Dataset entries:
──────
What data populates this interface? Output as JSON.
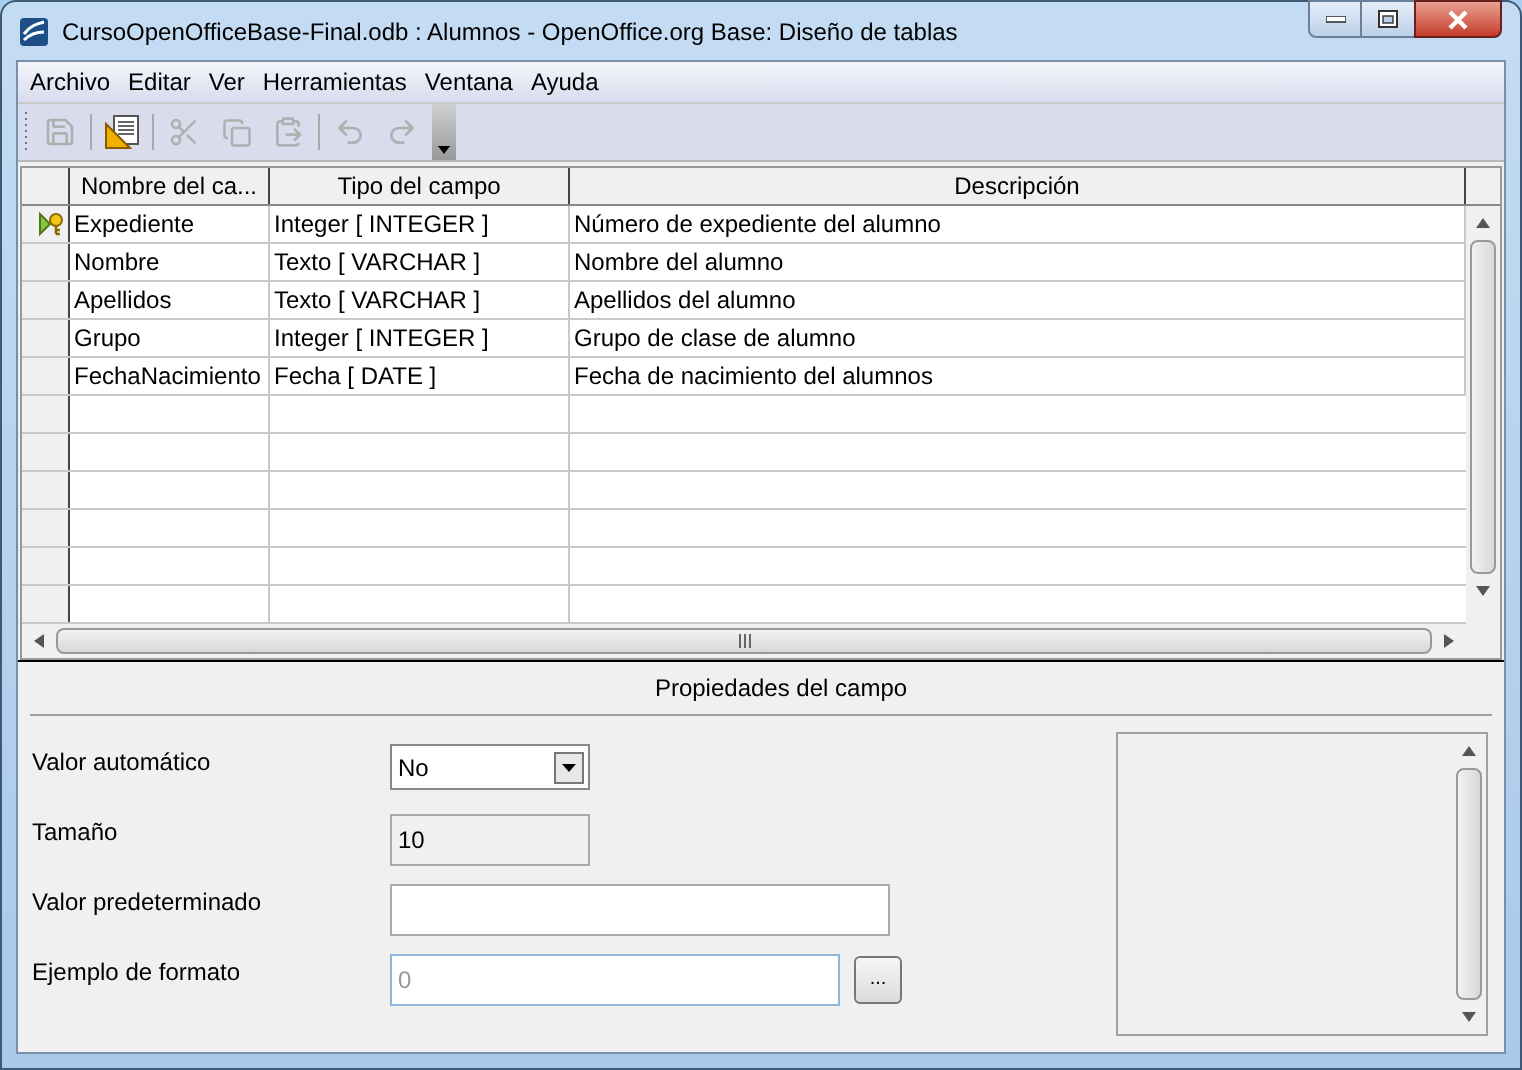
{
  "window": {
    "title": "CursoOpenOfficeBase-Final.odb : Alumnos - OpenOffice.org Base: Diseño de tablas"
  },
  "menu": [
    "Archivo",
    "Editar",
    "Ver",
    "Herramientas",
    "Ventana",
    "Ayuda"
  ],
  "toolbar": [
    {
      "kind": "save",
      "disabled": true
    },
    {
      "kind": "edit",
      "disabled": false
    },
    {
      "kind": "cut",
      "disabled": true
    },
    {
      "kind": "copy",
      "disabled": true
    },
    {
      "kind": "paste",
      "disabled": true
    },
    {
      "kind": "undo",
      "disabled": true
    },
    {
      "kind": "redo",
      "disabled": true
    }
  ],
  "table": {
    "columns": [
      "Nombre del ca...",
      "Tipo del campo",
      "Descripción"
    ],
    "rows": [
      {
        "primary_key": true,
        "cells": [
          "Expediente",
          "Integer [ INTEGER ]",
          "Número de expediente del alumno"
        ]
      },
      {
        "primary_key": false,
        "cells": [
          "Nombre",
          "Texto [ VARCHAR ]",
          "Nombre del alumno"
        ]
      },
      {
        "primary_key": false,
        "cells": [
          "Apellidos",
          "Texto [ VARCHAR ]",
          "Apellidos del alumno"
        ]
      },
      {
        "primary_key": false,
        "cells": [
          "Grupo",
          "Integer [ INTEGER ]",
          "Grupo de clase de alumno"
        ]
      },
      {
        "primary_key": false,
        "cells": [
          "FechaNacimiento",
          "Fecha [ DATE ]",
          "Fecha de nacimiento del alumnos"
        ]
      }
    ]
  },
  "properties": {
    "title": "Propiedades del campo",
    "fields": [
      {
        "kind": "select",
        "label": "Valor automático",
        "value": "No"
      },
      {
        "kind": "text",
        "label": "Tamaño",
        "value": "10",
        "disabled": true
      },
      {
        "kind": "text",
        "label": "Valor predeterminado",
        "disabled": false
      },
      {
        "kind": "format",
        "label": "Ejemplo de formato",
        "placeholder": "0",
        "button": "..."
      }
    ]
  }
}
──────
-- What you need to do --
Without the pictures, output the full listing exactly as it stands.

-- Problem solution --
What data populates this interface? Output as JSON.
{
  "window": {
    "title": "CursoOpenOfficeBase-Final.odb : Alumnos - OpenOffice.org Base: Diseño de tablas"
  },
  "menu": [
    "Archivo",
    "Editar",
    "Ver",
    "Herramientas",
    "Ventana",
    "Ayuda"
  ],
  "toolbar": [
    {
      "kind": "save",
      "disabled": true
    },
    {
      "kind": "edit",
      "disabled": false
    },
    {
      "kind": "cut",
      "disabled": true
    },
    {
      "kind": "copy",
      "disabled": true
    },
    {
      "kind": "paste",
      "disabled": true
    },
    {
      "kind": "undo",
      "disabled": true
    },
    {
      "kind": "redo",
      "disabled": true
    }
  ],
  "table": {
    "columns": [
      "Nombre del ca...",
      "Tipo del campo",
      "Descripción"
    ],
    "rows": [
      {
        "primary_key": true,
        "cells": [
          "Expediente",
          "Integer [ INTEGER ]",
          "Número de expediente del alumno"
        ]
      },
      {
        "primary_key": false,
        "cells": [
          "Nombre",
          "Texto [ VARCHAR ]",
          "Nombre del alumno"
        ]
      },
      {
        "primary_key": false,
        "cells": [
          "Apellidos",
          "Texto [ VARCHAR ]",
          "Apellidos del alumno"
        ]
      },
      {
        "primary_key": false,
        "cells": [
          "Grupo",
          "Integer [ INTEGER ]",
          "Grupo de clase de alumno"
        ]
      },
      {
        "primary_key": false,
        "cells": [
          "FechaNacimiento",
          "Fecha [ DATE ]",
          "Fecha de nacimiento del alumnos"
        ]
      }
    ]
  },
  "properties": {
    "title": "Propiedades del campo",
    "fields": [
      {
        "kind": "select",
        "label": "Valor automático",
        "value": "No"
      },
      {
        "kind": "text",
        "label": "Tamaño",
        "value": "10",
        "disabled": true
      },
      {
        "kind": "text",
        "label": "Valor predeterminado",
        "disabled": false
      },
      {
        "kind": "format",
        "label": "Ejemplo de formato",
        "placeholder": "0",
        "button": "..."
      }
    ]
  }
}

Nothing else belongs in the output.